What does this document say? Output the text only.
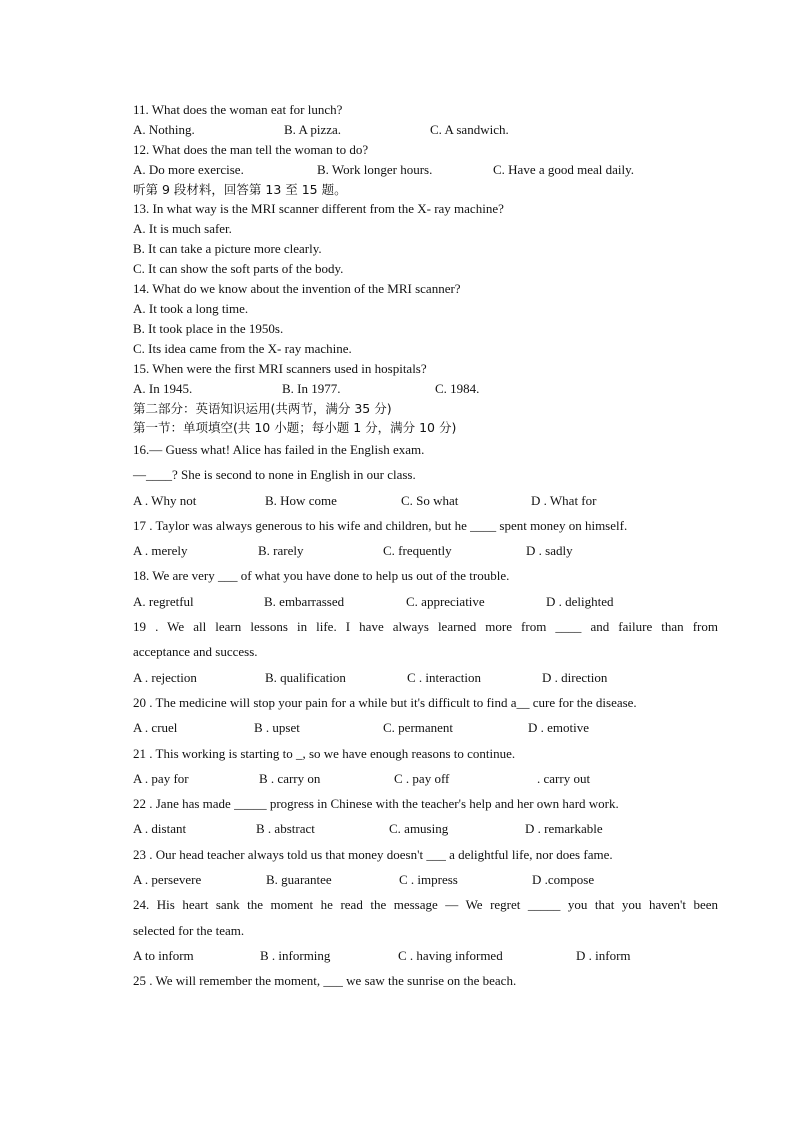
11. What does the woman eat for lunch?
A. Nothing.	B. A pizza.	C. A sandwich.
12. What does the man tell the woman to do?
A. Do more exercise.	B. Work longer hours.	C. Have a good meal daily.
听第 9 段材料，回答第 13 至 15 题。
13. In what way is the MRI scanner different from the X- ray machine?
A. It is much safer.
B. It can take a picture more clearly.
C. It can show the soft parts of the body.
14. What do we know about the invention of the MRI scanner?
A. It took a long time.
B. It took place in the 1950s.
C. Its idea came from the X- ray machine.
15. When were the first MRI scanners used in hospitals?
A. In 1945.	B. In 1977.	C. 1984.
第二部分：英语知识运用(共两节，满分 35 分)
第一节：单项填空(共 10 小题；每小题 1 分，满分 10 分)
16.— Guess what! Alice has failed in the English exam.
—____? She is second to none in English in our class.
A . Why not	B. How come	C. So what	D . What for
17 . Taylor was always generous to his wife and children, but he ____ spent money on himself.
A . merely	B. rarely	C. frequently	D . sadly
18. We are very ___ of what you have done to help us out of the trouble.
A. regretful	B. embarrassed	C. appreciative	D . delighted
19 . We all learn lessons in life. I have always learned more from ____ and failure than from
acceptance and success.
A . rejection	B. qualification	C . interaction	D . direction
20 . The medicine will stop your pain for a while but it's difficult to find a__ cure for the disease.
A . cruel	B . upset	C. permanent	D . emotive
21 . This working is starting to _, so we have enough reasons to continue.
A . pay for	B . carry on	C . pay off	. carry out
22 . Jane has made _____ progress in Chinese with the teacher's help and her own hard work.
A . distant	B . abstract	C. amusing	D . remarkable
23 . Our head teacher always told us that money doesn't ___ a delightful life, nor does fame.
A . persevere	B. guarantee	C . impress	D .compose
24. His heart sank the moment he read the message — We regret _____ you that you haven't been
selected for the team.
A to inform	B . informing	C . having informed	D . inform
25 . We will remember the moment, ___ we saw the sunrise on the beach.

* _AIM OF THE TASK_: List each line of the records that holds the string "moment".

* _ANSWER TO THIS PROBLEM_:
24. His heart sank the moment he read the message — We regret _____ you that you haven't been
25 . We will remember the moment, ___ we saw the sunrise on the beach.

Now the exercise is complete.